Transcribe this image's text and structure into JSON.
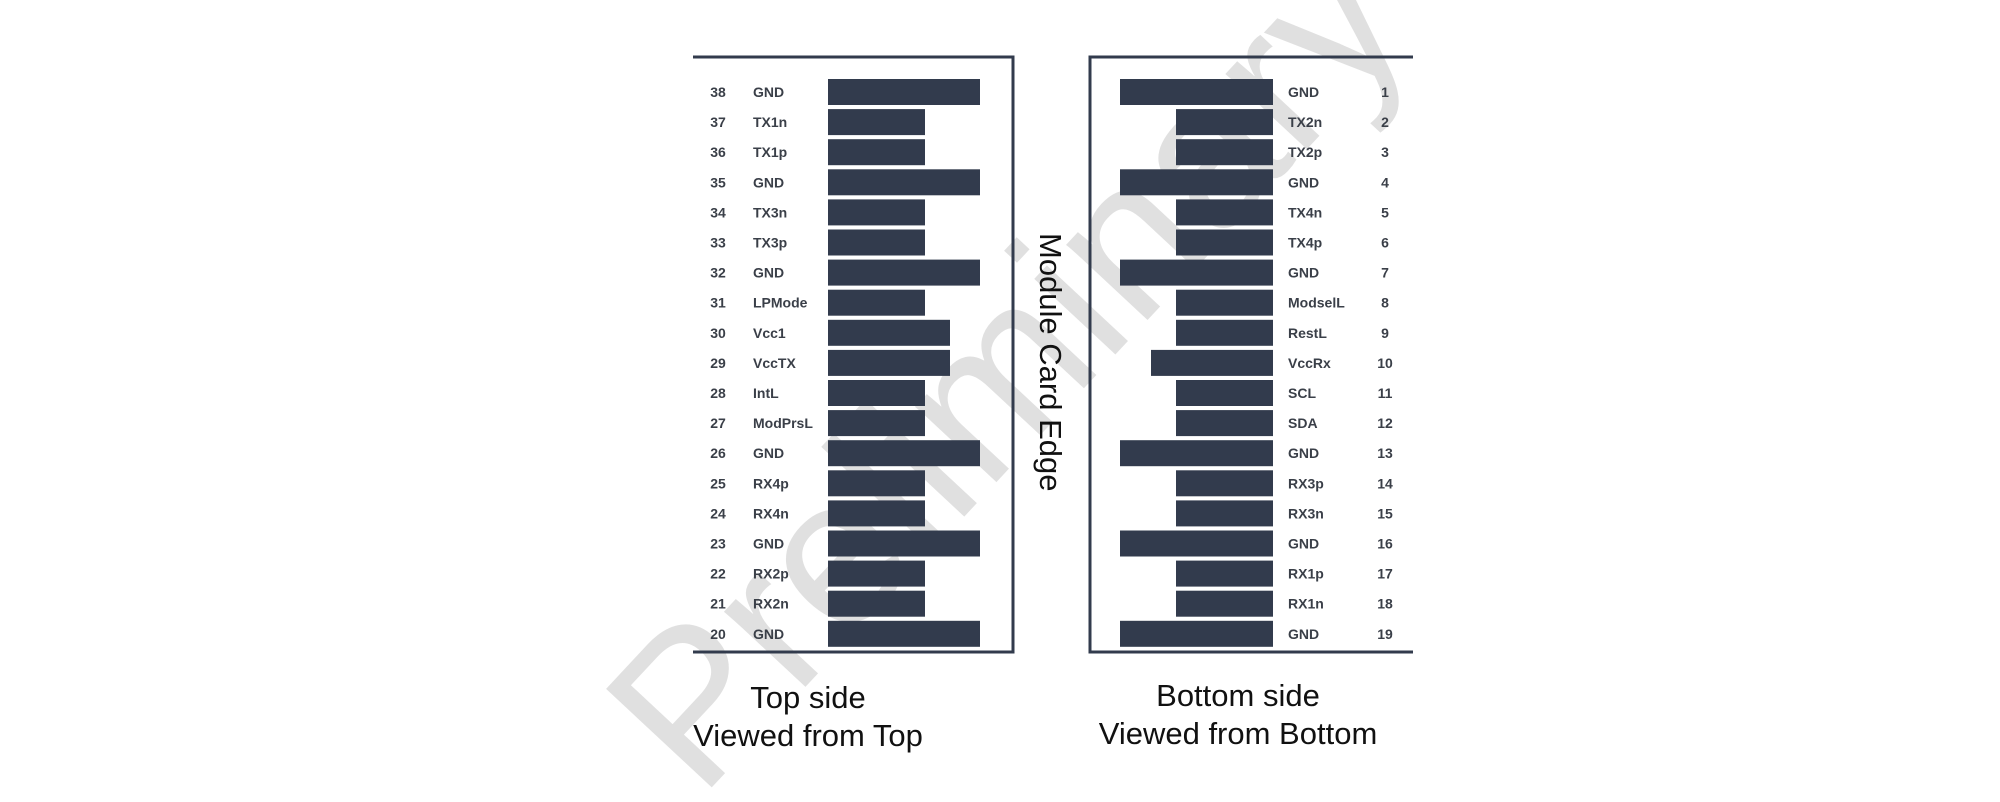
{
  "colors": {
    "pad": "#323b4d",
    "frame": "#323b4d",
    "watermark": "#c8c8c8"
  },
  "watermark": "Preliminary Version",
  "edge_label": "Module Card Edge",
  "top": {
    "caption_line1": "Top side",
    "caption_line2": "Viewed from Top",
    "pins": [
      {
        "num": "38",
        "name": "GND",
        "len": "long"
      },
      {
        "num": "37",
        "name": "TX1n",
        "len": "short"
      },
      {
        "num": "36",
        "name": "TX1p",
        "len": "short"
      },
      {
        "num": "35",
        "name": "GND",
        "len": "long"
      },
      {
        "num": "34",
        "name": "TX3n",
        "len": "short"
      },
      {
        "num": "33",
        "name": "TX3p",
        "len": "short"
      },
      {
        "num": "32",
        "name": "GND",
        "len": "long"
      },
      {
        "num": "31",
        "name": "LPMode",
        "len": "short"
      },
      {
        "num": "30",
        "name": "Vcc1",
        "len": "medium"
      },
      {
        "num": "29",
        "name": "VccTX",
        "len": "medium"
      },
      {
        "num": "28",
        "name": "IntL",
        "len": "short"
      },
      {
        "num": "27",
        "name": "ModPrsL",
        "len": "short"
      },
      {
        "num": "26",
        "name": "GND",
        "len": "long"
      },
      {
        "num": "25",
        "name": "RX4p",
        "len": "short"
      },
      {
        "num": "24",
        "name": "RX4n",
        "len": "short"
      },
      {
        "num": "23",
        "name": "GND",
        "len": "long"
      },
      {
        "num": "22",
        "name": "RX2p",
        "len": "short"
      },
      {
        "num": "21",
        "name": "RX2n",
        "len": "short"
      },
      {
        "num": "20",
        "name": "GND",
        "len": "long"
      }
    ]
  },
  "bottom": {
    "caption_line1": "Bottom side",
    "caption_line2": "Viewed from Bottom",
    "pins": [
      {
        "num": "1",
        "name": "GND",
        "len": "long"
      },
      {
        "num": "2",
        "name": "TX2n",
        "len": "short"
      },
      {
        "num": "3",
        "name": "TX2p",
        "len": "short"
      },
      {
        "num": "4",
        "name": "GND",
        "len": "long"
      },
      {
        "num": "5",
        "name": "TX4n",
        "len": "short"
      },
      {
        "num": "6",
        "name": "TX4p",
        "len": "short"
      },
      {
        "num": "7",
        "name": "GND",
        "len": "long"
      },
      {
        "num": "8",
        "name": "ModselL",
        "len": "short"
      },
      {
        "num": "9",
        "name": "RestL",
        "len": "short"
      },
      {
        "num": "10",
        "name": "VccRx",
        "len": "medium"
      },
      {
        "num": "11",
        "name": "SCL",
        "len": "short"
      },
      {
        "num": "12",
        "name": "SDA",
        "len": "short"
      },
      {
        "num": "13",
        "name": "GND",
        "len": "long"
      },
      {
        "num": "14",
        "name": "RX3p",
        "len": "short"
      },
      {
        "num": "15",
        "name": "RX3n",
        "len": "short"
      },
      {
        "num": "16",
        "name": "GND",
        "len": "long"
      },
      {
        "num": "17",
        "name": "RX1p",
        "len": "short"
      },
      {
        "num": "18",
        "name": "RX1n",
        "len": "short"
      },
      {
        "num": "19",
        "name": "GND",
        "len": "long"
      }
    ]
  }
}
··········
:: Your task ::
Go through the material above and count the lines that include "from". Give the number alone.

:: Answer to the exercise ::
2